• [Goal] Locate all lines in the data below that hold "using" and show them.

• [Material for the task]
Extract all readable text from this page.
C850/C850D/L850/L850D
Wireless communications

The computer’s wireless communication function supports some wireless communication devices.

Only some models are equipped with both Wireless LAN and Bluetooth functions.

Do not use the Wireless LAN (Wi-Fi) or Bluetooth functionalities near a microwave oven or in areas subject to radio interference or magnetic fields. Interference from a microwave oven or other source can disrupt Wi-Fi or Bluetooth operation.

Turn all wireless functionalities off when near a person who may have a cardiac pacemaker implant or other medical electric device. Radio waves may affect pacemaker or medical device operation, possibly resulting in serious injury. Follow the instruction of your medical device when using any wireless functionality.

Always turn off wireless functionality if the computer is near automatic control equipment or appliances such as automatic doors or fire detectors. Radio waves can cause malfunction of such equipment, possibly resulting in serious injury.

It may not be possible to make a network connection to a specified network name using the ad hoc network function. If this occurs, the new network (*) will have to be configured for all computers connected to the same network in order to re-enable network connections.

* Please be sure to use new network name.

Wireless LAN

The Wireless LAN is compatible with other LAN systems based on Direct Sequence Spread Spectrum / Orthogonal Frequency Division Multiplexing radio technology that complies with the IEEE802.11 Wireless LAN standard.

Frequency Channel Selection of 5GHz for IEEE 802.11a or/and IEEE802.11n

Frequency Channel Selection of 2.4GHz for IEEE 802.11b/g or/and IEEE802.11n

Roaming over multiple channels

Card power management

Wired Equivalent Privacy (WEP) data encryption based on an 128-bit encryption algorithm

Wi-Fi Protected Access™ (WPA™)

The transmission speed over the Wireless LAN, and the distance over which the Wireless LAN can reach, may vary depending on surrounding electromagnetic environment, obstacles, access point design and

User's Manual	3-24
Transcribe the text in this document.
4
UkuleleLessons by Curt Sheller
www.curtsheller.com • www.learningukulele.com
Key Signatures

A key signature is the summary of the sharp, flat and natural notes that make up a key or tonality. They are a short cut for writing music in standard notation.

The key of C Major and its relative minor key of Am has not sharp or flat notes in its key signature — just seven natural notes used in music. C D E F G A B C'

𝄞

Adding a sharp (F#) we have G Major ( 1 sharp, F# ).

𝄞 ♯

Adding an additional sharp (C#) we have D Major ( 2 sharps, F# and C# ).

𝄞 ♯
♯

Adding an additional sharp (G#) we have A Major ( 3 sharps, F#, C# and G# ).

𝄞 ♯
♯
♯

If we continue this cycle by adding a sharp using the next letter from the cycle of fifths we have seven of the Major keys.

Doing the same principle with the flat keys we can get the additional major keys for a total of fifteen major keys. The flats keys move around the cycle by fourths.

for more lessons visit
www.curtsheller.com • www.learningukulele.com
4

• [Task output]
Turn all wireless functionalities off when near a person who may have a cardiac pacemaker implant or other medical electric device. Radio waves may affect pacemaker or medical device operation, possibly resulting in serious injury. Follow the instruction of your medical device when using any wireless functionality.
It may not be possible to make a network connection to a specified network name using the ad hoc network function. If this occurs, the new network (*) will have to be configured for all computers connected to the same network in order to re-enable network connections.
If we continue this cycle by adding a sharp using the next letter from the cycle of fifths we have seven of the Major keys.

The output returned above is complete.